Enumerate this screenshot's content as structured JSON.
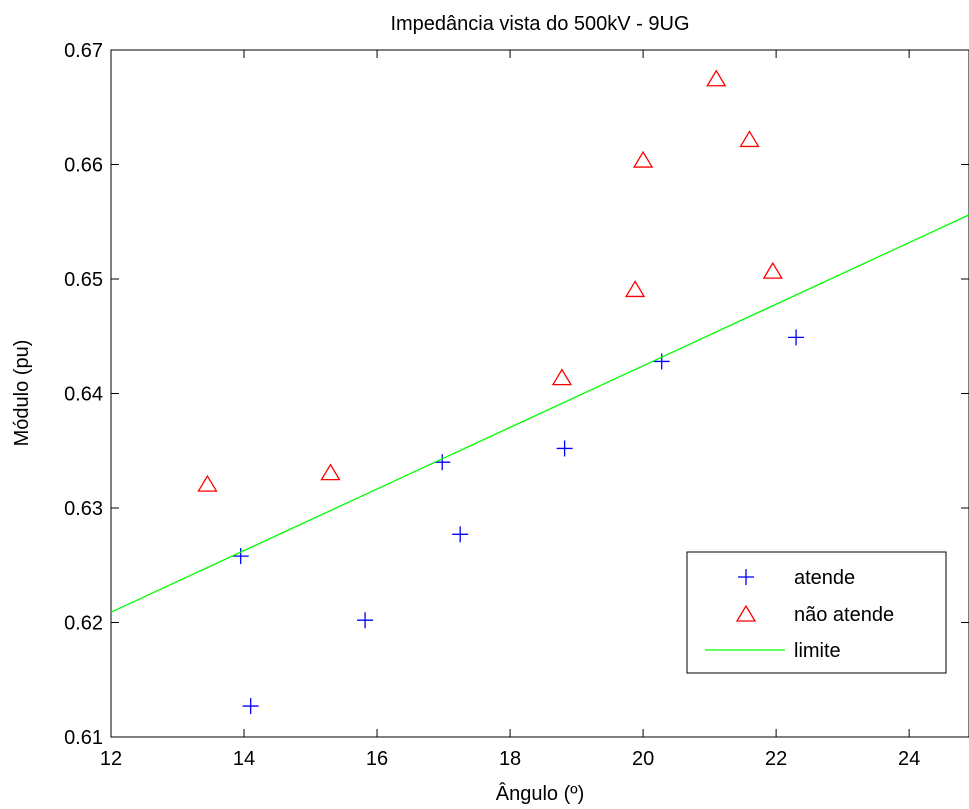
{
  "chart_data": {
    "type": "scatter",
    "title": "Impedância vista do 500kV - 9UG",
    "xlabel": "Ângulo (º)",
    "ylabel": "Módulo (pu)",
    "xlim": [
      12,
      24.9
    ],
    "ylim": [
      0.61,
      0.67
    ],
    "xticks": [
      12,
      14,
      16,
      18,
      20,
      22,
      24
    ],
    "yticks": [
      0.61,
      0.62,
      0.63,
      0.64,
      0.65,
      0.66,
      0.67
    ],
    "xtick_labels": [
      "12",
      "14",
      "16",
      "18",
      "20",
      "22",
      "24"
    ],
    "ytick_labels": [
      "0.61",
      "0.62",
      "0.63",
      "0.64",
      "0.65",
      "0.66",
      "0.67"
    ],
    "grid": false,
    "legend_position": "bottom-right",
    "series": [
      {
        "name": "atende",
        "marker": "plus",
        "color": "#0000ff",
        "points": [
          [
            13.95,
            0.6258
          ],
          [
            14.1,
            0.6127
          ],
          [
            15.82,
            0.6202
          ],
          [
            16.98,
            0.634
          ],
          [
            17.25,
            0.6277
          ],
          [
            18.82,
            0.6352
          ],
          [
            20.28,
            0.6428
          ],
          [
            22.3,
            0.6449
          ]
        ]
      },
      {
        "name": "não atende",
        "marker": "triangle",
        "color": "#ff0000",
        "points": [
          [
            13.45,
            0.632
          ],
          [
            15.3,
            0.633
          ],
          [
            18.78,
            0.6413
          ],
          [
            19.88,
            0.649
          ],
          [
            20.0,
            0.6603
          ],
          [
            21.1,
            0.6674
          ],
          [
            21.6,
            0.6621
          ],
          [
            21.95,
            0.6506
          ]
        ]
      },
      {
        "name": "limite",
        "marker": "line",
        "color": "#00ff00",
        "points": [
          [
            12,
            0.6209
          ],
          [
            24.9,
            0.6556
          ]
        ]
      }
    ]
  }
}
^^^^
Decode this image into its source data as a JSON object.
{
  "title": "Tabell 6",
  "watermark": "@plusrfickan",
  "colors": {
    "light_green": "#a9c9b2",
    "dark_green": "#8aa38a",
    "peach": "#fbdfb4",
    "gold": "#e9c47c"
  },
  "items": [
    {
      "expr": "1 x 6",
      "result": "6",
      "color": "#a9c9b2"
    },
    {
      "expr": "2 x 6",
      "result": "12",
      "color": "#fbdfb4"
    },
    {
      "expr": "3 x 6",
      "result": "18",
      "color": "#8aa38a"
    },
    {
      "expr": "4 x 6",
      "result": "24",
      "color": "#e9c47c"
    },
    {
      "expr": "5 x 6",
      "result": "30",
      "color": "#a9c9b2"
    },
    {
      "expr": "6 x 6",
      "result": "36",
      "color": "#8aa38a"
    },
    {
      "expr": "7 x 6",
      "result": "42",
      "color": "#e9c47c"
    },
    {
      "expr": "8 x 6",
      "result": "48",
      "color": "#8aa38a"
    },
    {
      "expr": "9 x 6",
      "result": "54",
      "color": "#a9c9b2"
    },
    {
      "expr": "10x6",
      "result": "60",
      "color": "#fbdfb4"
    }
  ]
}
^^^^
Pick out and copy the lines of the material that include the word "marker".

        "marker": "plus",
        "marker": "triangle",
        "marker": "line",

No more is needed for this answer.